:: GIVEN PROBLEM ::
Say only how many lines contain the word "this".
□ □ □
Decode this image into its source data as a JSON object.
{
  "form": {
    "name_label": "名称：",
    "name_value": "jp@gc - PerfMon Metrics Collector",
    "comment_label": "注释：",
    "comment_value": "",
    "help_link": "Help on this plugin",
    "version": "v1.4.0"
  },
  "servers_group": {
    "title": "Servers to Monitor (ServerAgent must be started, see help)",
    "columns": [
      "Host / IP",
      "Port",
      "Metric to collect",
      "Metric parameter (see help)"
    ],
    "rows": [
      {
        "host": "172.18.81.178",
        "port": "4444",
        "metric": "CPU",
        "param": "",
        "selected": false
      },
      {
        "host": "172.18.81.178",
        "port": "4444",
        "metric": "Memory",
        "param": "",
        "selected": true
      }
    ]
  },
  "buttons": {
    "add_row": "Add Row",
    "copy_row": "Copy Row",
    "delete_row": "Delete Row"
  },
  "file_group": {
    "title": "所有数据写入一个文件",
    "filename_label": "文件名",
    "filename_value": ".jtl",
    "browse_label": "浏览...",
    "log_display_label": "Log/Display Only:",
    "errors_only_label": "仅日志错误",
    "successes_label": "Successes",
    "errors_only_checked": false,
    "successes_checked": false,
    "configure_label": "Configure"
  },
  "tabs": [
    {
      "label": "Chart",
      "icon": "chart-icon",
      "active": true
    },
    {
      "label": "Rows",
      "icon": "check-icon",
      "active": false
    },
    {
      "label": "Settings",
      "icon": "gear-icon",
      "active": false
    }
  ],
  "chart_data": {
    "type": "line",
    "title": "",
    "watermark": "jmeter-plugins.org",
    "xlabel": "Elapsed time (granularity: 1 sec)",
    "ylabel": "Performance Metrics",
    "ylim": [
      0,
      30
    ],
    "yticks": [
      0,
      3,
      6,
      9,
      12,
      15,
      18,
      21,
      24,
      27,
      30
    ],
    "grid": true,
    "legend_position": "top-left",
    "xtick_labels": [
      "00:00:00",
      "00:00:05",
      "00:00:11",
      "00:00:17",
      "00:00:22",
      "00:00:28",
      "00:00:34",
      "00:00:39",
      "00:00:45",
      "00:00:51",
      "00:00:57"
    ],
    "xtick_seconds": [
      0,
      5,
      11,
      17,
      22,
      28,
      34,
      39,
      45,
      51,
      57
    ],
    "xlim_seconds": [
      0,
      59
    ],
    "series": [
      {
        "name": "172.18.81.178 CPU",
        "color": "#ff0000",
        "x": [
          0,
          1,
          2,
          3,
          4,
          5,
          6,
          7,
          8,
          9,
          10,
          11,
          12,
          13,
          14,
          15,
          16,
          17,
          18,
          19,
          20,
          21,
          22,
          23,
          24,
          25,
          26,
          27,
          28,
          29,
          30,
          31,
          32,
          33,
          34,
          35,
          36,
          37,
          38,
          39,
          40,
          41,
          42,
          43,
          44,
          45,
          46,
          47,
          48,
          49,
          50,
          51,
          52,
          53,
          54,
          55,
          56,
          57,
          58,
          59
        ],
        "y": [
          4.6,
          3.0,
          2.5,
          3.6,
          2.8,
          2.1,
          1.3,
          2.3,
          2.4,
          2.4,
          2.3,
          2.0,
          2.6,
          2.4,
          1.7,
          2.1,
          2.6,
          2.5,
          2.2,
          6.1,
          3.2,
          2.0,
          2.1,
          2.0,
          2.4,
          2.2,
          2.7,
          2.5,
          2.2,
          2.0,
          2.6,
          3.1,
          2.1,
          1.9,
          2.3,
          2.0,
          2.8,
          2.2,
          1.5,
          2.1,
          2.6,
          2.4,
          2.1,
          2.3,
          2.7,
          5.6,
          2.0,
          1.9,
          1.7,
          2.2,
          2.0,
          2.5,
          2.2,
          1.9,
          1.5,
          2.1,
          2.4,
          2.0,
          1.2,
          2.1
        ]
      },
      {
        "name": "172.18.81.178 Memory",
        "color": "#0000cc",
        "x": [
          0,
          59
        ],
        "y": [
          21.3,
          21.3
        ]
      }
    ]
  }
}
□ □ □
:: COMPLETE RESPONSE ::
2